### Exercise
In the entries that follow, find the word "Lepra" and report each line it is on.

### Provided information
=====

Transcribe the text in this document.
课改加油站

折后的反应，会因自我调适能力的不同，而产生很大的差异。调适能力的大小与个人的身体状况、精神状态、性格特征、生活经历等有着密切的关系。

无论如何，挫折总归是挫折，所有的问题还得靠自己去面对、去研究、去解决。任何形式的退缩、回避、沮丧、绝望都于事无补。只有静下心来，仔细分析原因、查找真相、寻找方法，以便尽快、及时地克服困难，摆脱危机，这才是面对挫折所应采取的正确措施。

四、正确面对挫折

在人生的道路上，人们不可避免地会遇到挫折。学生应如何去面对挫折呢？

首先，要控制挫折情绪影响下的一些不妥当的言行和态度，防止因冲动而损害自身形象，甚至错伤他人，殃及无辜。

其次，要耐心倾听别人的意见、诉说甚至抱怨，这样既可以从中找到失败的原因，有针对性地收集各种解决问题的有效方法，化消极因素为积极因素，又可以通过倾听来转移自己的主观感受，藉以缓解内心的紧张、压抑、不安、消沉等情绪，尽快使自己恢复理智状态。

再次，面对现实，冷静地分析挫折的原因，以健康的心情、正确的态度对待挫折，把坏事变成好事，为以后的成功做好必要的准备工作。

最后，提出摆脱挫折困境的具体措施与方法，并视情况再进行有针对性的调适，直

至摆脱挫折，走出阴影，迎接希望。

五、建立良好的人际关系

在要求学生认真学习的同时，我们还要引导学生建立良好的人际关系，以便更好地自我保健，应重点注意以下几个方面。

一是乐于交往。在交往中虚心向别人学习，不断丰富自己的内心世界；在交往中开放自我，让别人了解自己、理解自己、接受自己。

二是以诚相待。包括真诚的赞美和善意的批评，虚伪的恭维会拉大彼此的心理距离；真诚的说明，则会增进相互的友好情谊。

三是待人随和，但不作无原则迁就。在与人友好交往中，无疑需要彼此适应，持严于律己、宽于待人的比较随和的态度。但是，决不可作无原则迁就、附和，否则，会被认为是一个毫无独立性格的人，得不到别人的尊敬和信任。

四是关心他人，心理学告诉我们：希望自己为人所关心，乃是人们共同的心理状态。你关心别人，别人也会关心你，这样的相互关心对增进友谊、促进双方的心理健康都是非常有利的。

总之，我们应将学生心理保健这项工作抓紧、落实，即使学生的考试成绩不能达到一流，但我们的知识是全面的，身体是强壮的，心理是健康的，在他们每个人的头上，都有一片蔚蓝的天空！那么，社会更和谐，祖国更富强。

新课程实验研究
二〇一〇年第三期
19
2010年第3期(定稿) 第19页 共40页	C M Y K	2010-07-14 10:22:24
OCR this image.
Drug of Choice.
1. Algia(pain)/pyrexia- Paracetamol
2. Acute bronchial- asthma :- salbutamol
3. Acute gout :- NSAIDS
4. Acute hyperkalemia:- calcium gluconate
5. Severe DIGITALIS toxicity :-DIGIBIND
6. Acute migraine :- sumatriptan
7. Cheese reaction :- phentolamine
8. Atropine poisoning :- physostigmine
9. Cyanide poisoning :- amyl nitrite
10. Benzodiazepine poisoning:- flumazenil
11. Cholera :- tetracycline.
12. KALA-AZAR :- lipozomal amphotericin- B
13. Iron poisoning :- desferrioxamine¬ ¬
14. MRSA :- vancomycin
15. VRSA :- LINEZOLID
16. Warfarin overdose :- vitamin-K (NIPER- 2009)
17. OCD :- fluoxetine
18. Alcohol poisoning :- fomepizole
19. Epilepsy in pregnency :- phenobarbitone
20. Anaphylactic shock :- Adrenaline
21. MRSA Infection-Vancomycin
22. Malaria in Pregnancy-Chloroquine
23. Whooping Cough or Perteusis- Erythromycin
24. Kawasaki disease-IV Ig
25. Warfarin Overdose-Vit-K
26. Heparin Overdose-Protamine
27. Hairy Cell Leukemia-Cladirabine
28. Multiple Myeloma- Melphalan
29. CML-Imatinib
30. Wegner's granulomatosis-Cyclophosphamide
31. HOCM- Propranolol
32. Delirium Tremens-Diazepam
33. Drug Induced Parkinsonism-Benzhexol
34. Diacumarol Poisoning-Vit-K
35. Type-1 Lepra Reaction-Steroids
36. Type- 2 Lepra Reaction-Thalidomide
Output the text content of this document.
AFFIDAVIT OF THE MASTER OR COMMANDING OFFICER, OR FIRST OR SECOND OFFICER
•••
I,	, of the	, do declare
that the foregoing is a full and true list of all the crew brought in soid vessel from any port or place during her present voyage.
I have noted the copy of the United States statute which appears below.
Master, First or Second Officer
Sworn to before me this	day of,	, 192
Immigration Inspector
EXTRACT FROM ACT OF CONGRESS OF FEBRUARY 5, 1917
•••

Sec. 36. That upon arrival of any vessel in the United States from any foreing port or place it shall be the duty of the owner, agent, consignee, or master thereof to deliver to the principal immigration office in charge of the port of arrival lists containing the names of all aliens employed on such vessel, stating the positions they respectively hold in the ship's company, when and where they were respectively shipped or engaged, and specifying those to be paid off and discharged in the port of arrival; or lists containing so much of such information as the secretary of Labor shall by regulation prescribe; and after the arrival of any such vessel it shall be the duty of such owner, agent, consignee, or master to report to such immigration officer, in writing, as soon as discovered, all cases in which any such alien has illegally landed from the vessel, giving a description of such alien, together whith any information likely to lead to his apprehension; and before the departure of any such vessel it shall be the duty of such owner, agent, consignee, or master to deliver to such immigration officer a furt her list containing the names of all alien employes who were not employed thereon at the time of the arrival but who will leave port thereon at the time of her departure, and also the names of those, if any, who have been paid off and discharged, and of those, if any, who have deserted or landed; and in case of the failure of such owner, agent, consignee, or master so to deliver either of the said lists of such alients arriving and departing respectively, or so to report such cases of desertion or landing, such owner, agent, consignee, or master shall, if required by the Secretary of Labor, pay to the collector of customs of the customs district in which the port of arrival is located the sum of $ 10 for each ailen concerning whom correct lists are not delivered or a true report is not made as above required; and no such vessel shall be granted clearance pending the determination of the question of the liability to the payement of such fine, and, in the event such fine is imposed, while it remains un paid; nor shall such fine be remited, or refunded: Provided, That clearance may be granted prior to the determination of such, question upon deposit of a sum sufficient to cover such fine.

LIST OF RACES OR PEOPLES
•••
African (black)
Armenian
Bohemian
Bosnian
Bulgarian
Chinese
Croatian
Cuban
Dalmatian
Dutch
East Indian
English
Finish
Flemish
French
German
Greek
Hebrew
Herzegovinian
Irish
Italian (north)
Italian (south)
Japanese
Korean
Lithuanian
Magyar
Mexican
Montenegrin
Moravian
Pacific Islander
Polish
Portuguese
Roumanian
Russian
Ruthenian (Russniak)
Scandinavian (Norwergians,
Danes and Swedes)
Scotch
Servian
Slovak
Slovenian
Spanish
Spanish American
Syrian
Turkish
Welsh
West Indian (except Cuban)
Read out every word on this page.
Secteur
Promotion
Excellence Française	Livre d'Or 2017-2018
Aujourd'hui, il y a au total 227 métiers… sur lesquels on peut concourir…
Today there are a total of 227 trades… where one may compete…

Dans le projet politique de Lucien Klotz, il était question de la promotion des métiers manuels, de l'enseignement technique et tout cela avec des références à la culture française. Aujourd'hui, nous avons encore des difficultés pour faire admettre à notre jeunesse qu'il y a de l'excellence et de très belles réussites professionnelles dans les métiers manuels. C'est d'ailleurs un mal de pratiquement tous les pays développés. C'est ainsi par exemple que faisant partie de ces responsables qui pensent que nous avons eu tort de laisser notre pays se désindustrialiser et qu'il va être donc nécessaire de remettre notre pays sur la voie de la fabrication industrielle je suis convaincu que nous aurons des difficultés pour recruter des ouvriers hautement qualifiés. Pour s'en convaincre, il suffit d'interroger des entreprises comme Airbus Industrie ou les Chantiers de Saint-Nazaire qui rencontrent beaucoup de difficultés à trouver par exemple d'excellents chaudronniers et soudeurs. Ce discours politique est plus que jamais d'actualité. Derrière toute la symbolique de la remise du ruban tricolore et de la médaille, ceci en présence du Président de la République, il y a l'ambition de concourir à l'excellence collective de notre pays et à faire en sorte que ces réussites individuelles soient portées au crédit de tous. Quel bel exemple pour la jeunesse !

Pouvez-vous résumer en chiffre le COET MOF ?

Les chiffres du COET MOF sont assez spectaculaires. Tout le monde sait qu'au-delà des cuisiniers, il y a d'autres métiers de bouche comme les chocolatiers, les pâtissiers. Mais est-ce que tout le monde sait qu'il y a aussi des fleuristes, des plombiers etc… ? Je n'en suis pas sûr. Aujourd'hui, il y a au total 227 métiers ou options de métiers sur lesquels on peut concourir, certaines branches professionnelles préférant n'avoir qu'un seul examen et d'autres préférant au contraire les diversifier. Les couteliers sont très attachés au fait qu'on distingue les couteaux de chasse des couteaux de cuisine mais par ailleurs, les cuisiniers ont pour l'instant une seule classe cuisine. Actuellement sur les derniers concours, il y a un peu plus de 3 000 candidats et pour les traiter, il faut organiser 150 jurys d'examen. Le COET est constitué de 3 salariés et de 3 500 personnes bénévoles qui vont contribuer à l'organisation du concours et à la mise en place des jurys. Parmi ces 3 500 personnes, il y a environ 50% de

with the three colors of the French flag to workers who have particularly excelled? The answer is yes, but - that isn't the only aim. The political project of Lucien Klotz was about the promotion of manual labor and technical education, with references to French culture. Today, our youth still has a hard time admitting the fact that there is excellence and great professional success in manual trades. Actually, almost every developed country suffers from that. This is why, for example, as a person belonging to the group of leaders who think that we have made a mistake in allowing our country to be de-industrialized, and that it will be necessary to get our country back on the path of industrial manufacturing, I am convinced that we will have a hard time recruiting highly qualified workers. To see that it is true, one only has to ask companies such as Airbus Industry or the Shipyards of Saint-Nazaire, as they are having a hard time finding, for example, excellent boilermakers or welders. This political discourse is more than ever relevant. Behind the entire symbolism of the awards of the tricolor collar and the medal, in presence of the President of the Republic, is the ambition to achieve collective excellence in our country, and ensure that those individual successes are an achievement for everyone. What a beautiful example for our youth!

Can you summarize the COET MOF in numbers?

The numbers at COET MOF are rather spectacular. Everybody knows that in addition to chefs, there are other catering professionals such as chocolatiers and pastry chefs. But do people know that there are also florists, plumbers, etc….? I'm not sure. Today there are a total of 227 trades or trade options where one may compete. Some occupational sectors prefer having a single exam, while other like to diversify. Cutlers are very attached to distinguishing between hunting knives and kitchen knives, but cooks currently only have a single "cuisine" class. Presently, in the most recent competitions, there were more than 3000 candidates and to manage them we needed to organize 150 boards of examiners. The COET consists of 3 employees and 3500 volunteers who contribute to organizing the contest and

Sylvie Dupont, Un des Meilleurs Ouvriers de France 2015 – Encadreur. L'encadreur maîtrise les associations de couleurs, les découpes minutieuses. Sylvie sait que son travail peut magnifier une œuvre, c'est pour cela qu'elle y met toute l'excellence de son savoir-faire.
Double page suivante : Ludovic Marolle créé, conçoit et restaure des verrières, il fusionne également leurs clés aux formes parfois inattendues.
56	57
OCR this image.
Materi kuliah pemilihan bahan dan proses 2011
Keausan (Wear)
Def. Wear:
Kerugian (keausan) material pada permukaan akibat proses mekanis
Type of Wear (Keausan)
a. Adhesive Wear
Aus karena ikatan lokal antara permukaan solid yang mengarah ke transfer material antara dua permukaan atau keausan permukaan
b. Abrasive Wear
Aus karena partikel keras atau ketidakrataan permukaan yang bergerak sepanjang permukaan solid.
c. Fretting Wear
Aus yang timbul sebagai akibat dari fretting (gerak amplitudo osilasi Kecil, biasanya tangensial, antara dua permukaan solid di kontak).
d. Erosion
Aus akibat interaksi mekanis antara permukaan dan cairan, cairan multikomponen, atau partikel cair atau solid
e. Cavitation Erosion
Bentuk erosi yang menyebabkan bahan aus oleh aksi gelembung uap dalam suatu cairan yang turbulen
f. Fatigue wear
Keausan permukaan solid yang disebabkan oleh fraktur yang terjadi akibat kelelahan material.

=====

### Solution to the exercise
35. Type-1 Lepra Reaction-Steroids
36. Type- 2 Lepra Reaction-Thalidomide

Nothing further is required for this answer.